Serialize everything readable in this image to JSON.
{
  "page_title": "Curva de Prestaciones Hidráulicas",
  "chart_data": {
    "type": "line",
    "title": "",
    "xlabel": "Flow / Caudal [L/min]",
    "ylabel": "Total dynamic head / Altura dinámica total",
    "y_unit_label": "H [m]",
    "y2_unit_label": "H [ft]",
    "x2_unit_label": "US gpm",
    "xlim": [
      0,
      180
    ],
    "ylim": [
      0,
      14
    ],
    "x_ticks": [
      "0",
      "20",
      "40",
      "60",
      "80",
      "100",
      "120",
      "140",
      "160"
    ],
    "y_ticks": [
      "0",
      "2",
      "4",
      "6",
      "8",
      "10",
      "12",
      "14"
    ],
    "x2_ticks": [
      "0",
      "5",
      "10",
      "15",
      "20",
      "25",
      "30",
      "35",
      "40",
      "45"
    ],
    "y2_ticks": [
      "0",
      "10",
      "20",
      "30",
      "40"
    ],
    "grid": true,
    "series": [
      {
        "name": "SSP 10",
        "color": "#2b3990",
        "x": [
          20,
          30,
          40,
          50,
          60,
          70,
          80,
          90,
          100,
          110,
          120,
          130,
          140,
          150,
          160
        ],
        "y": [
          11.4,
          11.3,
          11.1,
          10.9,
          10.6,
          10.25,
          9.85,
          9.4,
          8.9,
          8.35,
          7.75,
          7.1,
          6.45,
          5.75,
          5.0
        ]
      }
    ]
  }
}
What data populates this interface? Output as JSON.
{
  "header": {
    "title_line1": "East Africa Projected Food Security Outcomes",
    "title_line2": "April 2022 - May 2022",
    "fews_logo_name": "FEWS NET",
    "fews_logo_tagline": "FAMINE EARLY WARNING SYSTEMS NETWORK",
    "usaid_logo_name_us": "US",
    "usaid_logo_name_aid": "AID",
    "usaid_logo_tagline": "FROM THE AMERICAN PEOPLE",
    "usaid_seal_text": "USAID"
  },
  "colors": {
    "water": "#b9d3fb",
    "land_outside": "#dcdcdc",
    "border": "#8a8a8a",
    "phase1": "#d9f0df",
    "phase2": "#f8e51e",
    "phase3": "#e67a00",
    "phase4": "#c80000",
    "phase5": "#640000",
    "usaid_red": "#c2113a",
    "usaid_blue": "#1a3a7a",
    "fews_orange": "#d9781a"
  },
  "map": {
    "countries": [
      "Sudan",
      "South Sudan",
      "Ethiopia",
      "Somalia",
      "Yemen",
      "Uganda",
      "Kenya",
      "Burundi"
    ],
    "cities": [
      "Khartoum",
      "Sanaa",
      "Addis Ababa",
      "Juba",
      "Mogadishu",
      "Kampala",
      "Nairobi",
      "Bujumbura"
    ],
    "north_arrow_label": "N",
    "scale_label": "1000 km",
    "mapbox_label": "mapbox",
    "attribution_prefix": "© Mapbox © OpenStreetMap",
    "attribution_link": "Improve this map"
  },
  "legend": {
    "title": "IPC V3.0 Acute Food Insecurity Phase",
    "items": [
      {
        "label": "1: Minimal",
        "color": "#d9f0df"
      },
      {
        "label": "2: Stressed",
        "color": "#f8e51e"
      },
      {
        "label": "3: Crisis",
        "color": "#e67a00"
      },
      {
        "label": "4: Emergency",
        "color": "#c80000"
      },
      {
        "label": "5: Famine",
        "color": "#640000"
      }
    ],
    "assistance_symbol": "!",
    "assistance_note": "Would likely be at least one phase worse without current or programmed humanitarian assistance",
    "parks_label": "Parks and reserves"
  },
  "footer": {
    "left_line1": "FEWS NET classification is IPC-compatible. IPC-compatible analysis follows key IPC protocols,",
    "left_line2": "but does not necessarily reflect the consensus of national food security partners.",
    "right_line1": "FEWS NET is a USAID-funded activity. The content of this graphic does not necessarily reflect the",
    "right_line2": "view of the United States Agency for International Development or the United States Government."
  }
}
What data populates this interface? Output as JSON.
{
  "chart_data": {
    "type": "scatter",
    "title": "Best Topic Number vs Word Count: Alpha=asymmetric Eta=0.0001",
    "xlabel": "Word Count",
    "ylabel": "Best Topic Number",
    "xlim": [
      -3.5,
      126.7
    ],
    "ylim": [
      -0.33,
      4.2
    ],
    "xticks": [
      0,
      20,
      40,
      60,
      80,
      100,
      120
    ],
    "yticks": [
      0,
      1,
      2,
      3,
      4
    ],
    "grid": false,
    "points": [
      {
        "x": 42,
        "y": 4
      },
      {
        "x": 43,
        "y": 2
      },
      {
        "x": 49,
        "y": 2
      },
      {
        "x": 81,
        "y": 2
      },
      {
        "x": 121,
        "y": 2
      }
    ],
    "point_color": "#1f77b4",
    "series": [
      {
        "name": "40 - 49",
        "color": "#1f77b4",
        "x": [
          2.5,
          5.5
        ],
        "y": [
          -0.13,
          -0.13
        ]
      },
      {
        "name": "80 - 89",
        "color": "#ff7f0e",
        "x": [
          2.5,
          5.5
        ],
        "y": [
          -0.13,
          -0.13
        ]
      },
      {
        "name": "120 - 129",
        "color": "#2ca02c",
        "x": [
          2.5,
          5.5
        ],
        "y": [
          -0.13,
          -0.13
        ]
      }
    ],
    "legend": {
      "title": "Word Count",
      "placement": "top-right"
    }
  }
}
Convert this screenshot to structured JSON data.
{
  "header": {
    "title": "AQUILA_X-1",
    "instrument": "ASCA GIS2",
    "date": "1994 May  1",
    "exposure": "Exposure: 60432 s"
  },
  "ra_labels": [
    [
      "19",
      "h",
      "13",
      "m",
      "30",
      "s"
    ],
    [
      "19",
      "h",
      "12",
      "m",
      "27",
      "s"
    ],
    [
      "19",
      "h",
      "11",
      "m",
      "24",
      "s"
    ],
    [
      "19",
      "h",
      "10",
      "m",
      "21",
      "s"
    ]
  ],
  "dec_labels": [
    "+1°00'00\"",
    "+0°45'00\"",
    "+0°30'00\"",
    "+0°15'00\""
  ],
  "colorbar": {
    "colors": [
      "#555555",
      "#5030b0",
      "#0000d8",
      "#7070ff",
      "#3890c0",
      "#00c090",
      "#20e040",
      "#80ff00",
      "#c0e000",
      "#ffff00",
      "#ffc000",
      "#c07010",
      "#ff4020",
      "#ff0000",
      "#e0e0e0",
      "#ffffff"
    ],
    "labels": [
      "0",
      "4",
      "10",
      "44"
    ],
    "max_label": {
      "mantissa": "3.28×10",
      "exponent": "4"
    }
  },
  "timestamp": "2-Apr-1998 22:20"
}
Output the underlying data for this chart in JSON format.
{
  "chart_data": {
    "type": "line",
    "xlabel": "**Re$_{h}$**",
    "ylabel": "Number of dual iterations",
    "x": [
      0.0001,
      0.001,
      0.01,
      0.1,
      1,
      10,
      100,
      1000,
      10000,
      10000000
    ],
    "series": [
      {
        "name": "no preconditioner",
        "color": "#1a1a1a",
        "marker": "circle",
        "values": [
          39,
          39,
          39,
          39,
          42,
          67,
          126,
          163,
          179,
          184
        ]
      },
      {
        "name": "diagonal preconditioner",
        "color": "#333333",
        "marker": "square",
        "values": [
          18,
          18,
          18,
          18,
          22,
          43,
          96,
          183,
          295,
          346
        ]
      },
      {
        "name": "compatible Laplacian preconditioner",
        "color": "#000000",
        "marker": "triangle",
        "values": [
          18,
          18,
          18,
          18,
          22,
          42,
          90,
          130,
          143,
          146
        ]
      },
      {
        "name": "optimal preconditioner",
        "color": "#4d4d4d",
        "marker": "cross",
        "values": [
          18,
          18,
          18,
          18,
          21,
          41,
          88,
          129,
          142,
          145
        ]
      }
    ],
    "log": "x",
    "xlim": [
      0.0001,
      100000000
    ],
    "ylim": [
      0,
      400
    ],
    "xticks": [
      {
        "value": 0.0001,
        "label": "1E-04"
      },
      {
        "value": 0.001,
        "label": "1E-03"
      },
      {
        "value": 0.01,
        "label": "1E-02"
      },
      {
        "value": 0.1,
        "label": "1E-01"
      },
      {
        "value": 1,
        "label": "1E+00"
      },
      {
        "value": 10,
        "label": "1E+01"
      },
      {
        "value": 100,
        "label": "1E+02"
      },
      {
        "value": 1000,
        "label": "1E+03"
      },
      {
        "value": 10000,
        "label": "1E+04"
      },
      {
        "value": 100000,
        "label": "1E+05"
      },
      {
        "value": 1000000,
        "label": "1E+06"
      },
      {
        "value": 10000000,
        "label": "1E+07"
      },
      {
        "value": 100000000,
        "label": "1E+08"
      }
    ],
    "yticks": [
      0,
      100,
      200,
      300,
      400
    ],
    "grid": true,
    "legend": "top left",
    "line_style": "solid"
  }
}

━━━━━━━━━━━━━━━━━━━━

_WHAT IS BEING ASKED_
Which lines include "this"? Copy each of them out.

_REPLY_
Serialize everything readable in this image to JSON.
What data populates this interface? Output as JSON.
    "attribution_link": "Improve this map"
    "right_line1": "FEWS NET is a USAID-funded activity. The content of this graphic does not necessarily reflect the",
What data populates this interface? Output as JSON.
Convert this screenshot to structured JSON data.
Output the underlying data for this chart in JSON format.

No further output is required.